== Exercise instructions ==
Work out how many lines of the material below mention the word "title"; reply with the number only.

== Records ==
========
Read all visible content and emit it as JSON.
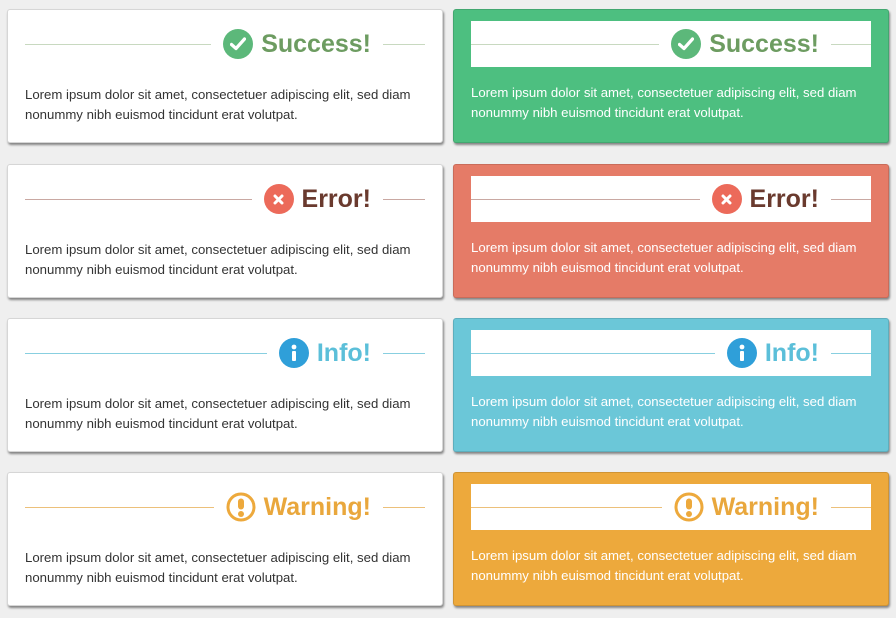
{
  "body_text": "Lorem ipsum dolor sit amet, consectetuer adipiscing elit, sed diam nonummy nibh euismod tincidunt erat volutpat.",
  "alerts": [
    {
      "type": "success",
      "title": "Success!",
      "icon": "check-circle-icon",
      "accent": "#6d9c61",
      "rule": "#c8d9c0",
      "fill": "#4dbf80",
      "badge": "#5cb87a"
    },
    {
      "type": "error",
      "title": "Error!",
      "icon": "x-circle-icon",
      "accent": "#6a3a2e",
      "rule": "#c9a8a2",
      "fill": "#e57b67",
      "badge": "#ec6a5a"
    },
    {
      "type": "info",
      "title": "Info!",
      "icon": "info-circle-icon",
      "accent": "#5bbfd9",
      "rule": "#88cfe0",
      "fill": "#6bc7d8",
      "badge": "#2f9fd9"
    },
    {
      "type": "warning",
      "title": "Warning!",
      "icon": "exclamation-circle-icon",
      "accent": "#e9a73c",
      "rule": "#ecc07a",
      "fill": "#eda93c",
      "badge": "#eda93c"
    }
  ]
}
========
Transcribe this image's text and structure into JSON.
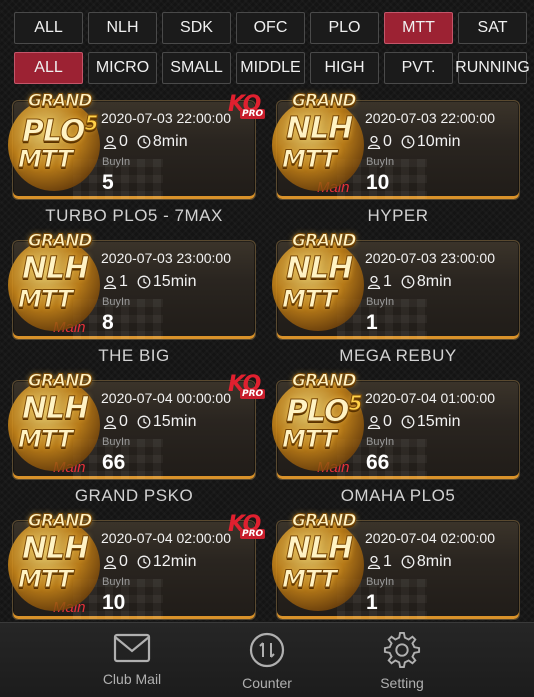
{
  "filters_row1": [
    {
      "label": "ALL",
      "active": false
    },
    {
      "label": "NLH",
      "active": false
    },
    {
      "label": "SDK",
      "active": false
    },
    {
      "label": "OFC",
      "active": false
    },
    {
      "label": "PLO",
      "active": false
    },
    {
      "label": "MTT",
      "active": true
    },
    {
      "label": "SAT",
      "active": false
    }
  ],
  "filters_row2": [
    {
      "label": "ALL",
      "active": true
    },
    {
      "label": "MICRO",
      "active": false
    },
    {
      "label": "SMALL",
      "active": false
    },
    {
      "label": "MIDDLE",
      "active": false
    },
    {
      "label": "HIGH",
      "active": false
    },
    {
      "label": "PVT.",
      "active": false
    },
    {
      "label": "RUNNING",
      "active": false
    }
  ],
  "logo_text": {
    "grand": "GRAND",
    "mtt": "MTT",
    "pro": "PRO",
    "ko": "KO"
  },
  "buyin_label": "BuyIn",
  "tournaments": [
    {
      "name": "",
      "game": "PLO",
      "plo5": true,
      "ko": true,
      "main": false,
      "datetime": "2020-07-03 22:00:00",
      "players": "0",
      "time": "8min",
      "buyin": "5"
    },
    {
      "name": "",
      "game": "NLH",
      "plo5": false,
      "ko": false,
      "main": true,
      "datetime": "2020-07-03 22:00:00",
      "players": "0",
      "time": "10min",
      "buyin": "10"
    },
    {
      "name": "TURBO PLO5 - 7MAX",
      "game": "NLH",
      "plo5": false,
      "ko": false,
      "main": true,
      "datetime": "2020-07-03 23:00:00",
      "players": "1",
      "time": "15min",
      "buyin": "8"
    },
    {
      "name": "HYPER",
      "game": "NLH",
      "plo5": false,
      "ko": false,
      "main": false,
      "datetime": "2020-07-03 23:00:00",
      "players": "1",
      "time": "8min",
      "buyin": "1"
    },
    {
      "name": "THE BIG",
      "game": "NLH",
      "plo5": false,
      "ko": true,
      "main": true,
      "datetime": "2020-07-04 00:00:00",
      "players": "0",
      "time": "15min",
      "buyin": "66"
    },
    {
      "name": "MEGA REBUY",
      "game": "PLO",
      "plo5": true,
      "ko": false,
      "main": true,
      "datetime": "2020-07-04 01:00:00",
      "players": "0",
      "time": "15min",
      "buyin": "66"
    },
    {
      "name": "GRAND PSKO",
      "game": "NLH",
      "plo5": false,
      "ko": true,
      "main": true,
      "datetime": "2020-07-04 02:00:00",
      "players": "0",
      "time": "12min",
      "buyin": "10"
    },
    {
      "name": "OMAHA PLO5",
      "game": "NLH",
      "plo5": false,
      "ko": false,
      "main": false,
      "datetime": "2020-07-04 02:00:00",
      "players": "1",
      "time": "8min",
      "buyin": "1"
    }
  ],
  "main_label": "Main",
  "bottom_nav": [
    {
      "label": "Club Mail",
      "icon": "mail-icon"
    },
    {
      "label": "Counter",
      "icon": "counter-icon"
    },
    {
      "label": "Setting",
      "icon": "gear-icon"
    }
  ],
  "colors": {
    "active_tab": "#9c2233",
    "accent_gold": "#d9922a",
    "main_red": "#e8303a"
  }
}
========
== Answer to the problem ==
4